• _What you should do_: Do any lines in the data below contain "Zubehör"? If so, copy every one of them.
>> begin Data
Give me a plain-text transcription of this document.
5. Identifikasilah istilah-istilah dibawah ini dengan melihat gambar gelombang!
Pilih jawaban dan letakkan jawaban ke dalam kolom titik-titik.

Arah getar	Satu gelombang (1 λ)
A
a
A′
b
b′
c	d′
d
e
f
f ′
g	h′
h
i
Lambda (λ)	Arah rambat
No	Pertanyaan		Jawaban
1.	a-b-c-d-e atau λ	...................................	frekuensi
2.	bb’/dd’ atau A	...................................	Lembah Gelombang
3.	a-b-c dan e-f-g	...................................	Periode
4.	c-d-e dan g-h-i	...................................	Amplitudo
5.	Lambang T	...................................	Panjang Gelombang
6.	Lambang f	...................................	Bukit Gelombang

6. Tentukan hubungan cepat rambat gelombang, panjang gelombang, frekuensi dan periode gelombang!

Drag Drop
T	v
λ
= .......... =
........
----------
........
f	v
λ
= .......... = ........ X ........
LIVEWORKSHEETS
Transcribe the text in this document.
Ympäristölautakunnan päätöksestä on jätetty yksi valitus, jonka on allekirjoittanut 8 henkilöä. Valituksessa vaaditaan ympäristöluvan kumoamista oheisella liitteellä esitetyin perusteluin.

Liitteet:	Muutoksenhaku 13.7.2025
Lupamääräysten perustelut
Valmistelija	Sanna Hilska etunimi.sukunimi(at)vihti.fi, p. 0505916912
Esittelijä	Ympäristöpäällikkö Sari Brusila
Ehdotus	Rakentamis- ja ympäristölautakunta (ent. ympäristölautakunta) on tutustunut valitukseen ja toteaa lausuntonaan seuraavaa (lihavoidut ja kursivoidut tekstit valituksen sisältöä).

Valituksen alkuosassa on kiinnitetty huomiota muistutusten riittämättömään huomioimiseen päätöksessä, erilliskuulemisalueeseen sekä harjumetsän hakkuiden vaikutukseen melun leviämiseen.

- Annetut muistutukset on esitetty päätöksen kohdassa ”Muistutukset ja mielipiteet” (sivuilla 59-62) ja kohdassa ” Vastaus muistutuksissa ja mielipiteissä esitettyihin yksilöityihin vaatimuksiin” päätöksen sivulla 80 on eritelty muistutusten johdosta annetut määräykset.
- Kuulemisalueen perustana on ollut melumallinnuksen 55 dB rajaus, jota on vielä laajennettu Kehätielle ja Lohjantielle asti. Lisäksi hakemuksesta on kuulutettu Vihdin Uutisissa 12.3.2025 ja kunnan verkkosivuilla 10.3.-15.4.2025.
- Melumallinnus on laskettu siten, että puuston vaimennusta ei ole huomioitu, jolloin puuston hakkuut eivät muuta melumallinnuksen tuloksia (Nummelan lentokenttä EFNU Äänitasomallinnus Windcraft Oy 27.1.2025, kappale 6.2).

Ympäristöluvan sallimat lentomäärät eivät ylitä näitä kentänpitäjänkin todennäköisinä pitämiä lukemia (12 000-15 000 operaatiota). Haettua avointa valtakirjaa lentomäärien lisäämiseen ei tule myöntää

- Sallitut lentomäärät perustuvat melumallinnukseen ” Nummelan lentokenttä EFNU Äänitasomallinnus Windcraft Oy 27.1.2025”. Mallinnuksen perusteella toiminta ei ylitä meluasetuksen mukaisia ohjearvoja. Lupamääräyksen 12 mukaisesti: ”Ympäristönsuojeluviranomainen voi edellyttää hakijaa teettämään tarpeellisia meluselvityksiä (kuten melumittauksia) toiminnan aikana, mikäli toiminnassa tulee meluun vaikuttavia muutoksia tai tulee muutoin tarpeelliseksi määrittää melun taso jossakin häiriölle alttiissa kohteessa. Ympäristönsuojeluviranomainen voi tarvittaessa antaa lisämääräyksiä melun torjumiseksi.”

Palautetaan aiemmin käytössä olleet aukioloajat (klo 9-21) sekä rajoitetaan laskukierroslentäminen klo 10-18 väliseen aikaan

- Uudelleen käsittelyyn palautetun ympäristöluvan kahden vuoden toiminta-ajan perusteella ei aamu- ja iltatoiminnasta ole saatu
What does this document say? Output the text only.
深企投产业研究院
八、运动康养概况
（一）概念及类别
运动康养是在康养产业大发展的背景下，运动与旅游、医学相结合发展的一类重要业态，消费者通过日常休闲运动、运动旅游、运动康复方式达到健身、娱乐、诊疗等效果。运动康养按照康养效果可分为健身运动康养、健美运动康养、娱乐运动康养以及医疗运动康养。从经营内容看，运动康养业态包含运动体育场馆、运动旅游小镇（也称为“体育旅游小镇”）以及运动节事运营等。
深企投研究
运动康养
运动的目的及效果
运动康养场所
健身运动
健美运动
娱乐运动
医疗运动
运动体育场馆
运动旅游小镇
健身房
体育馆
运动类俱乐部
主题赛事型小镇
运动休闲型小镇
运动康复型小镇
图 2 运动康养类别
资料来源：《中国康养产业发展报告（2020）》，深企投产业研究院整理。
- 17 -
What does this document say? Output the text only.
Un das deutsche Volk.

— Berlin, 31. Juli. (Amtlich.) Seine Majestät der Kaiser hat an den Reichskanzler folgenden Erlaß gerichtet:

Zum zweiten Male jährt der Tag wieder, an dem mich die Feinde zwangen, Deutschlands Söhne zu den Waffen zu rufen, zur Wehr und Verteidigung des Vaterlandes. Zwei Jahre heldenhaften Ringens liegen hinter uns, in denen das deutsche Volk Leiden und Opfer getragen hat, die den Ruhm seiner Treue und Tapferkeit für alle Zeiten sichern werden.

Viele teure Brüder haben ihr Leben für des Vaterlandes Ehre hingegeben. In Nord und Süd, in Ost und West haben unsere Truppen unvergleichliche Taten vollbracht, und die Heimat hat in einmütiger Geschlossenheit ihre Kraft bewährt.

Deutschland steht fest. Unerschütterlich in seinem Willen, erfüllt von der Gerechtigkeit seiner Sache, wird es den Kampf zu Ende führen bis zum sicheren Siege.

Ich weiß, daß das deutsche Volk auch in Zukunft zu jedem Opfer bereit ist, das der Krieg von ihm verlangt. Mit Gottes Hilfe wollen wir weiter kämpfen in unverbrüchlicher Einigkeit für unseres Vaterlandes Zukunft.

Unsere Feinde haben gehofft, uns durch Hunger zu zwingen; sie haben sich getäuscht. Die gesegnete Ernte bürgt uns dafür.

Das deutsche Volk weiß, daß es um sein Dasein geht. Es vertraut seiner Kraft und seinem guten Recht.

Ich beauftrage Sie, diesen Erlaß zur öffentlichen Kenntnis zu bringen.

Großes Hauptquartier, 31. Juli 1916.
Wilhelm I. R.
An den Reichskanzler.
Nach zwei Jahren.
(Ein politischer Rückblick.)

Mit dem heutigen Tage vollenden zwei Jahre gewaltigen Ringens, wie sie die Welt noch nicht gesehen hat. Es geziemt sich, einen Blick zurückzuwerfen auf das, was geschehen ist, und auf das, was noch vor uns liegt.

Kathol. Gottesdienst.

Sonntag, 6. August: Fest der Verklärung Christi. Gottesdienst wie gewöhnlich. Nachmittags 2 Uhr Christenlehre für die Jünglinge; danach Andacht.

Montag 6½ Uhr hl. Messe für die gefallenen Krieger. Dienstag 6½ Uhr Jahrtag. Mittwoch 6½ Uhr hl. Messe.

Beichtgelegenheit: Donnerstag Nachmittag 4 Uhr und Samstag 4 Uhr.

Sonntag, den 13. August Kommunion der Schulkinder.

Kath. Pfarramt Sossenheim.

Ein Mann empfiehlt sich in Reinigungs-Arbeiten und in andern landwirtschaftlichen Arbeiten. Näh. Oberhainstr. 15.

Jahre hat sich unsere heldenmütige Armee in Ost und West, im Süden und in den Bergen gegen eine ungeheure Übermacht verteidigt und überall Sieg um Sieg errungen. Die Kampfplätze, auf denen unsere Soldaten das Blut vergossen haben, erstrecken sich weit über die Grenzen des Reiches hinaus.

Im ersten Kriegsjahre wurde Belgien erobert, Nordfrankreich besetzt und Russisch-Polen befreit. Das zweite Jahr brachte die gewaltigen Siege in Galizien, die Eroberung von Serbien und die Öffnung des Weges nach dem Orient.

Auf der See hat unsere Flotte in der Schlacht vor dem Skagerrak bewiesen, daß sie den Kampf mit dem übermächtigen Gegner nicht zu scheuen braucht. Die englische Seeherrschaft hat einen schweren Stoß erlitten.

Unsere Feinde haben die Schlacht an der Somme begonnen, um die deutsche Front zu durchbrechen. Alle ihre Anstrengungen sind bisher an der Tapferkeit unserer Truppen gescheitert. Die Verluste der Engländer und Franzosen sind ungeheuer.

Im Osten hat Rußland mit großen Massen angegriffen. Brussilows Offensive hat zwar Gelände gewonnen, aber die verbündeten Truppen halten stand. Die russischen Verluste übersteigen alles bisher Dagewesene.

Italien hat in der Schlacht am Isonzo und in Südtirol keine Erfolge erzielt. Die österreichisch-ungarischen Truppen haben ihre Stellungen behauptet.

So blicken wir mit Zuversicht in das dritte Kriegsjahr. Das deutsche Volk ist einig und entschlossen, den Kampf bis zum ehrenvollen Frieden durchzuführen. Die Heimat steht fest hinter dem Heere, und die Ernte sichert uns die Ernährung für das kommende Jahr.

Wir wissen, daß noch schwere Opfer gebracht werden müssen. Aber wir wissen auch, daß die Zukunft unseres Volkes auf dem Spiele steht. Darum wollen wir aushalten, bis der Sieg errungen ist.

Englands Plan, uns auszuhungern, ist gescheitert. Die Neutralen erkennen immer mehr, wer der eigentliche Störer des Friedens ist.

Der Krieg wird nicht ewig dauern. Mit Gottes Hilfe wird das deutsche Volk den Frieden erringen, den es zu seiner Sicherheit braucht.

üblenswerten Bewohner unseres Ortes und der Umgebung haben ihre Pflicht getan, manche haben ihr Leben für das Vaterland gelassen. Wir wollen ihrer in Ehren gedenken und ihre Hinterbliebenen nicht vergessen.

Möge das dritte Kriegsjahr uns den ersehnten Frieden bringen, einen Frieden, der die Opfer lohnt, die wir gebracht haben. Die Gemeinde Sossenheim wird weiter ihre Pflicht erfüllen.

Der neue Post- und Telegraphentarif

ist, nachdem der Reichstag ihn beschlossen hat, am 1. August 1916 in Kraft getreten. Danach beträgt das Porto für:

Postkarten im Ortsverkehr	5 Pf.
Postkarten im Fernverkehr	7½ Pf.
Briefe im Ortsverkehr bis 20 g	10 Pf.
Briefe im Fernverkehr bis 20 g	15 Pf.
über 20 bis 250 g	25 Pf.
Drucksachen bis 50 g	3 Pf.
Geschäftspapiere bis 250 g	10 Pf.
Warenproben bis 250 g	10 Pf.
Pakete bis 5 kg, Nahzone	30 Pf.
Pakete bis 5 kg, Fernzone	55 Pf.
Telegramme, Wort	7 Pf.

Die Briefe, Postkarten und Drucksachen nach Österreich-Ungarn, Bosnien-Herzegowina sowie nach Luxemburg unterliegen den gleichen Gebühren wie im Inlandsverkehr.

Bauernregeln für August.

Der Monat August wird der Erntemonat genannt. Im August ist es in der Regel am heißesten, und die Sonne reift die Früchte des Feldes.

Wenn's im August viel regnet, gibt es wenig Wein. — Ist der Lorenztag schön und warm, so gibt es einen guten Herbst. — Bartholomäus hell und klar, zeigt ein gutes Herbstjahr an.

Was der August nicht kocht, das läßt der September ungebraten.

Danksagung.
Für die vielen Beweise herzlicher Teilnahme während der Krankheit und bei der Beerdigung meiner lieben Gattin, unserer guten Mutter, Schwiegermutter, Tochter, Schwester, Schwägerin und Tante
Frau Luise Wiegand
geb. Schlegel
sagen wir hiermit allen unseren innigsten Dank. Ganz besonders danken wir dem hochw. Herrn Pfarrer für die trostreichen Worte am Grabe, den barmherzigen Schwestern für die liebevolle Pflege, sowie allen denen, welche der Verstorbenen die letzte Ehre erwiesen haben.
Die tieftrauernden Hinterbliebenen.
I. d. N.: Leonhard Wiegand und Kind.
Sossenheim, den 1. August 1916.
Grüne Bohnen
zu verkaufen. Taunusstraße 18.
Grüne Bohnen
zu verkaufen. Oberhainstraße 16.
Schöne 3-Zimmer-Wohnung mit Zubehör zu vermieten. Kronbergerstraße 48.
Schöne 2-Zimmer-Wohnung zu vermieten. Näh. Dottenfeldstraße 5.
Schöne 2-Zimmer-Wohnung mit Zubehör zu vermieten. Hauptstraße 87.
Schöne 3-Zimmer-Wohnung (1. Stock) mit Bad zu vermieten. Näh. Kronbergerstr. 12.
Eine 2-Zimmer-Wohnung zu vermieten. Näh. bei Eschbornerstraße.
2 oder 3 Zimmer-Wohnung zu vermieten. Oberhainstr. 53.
>> end Data
• _Response below_:
Schöne 3-Zimmer-Wohnung mit Zubehör zu vermieten. Kronbergerstraße 48.
Schöne 2-Zimmer-Wohnung mit Zubehör zu vermieten. Hauptstraße 87.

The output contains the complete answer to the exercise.